**Extracto del documento**

**********

Banda de sonido recomendada para leer esta nota: Brahms (Silvina amaba sus Liebeslieder Waltzes). También le gustaban: Bessie Smith, Tina Turner, Gardel, Piazzola, Schumann y Chopin (así que si quieren pueden ir mechando).



Confesó que se sentía “el etcétera de la familia”. Ocurre que era la menor de seis hermanas, Victoria Ocampo a la cabeza. Y así como la mayor fue todo lo que estaba bien, Silvina, que también encontró su lugar en la escritura, se ubicó en los márgenes, en el cuarto de planchado, arriba del cedro de su mansión de verano donde esperaba a los mendigos para darles leche con nata, siempre en la sombra. Pero aquí no vamos a poner a Silvina en ese lugar en el que la mayoría la pone: el de la pobre desplazada contra su voluntad, opacada por su hermana y su gran amor, Adolfo Bioy Casares, incluso también por su amigo Borges. Ocurre que ella se sentía cómoda en la sombra, “soy íntima”, decía. Se escondía de la gente tras sus icónicos anteojos de marco blanco y vidrio templado o se tapaba la cara paras las fotos. No le gustaban las entrevistas, las fiestas, los homenajes, no hacía relaciones para beneficiarse, más bien al contrario: era ella la que beneficiaba a los demás con su mirada, su humanidad y sus excentricidades. Construyó una obra tan genuina como ella misma, que te seduce, te atrapa y te lleva a ese lugar oscuro que tanto disfrutaba.

**********

Datos de análisis de la maquetación del documento
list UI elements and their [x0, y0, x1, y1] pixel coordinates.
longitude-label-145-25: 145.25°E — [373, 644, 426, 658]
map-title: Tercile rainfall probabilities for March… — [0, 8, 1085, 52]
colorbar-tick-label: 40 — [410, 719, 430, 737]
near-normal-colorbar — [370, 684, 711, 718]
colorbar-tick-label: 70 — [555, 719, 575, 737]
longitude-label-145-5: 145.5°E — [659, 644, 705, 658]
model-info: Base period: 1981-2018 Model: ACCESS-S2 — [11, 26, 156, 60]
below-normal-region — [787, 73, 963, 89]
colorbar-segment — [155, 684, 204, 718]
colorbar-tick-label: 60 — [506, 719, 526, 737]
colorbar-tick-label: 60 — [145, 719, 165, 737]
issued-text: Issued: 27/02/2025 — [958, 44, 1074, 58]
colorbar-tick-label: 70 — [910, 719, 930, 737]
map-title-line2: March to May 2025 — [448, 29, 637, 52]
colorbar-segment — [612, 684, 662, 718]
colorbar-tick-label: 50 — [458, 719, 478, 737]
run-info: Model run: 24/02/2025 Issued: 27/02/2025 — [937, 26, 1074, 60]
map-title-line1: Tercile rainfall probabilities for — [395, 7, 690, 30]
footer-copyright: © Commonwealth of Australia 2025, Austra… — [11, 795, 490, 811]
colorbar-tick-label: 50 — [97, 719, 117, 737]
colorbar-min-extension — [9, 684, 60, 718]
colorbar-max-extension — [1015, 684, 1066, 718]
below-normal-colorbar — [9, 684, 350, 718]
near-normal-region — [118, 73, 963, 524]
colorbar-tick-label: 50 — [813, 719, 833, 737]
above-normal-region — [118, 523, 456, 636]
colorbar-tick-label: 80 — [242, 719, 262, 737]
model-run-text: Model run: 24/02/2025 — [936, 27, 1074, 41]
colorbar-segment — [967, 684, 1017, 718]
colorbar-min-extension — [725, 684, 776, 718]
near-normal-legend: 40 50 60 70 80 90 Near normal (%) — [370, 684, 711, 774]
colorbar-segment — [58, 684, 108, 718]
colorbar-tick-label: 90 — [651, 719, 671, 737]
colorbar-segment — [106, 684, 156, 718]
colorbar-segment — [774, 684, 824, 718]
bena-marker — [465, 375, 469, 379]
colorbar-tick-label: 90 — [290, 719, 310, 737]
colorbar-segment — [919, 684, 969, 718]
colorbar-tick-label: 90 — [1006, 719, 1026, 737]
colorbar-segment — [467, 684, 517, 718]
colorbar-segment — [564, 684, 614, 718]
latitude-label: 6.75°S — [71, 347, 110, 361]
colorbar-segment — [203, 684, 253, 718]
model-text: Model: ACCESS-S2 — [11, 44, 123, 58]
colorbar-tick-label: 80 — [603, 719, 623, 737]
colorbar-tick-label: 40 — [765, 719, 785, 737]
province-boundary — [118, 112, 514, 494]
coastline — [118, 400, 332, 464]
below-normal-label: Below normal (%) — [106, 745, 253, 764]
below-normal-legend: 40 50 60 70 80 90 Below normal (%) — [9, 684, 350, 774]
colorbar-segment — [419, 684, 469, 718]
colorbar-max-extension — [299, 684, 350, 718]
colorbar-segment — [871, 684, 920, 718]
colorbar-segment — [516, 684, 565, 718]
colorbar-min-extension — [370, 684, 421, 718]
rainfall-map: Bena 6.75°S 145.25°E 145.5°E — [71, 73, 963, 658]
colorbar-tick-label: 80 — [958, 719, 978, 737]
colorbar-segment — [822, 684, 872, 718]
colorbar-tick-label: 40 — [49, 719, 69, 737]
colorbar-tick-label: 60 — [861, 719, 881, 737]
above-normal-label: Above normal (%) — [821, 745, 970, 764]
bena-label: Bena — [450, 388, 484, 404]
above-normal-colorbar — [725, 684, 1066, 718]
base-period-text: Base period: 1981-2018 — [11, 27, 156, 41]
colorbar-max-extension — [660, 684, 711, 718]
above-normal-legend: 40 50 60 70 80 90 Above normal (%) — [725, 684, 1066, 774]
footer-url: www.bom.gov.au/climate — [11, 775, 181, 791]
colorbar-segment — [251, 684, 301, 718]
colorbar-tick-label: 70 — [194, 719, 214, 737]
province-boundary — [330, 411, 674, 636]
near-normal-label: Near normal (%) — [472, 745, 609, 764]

**********

**Conjunto de tareas**
[a] Traduce al inglés esta oración del fragmento sobre Silvina Ocampo: "Ocurre que era la menor de seis hermanas, Victoria Ocampo a la cabeza."
[b] Condensa el párrafo del fragmento sobre Silvina Ocampo que empieza con "Confesó que se sentía" sin omitir sus datos principales.
[c] Extrae del fragmento sobre Silvina Ocampo el pasaje que comienza en "Banda de sonido" y termina en "pueden ir mechando).".
El listado proviene de otra fuente.

**Respuestas proporcionadas**
[a] It so happens that she was the youngest of six sisters, with Victoria Ocampo at the head.

[b] Silvina, la menor de seis hermanas encabezadas por Victoria Ocampo, se definía como "el etcétera de la familia". Mientras la mayor representó todo lo correcto, ella, que también halló su lugar en la escritura, se situó en los márgenes y en la sombra. El texto rechaza la visión habitual de Silvina como una desplazada contra su voluntad, opacada por su hermana, por Adolfo Bioy Casares o por Borges. Sostiene que se sentía cómoda en la sombra ("soy íntima"). Se ocultaba tras sus anteojos de marco blanco o se tapaba la cara en las fotos. Rehuía entrevistas, fiestas y homenajes, y no buscaba beneficiarse de sus relaciones, sino que beneficiaba a los demás con su mirada, su humanidad y sus excentricidades. Su obra, tan genuina como ella, seduce y lleva al lector a ese lugar oscuro que disfrutaba.

[c]
Banda de sonido recomendada para leer esta nota: Brahms (Silvina amaba sus Liebeslieder Waltzes). También le gustaban: Bessie Smith, Tina Turner, Gardel, Piazzola, Schumann y Chopin (así que si quieren pueden ir mechando).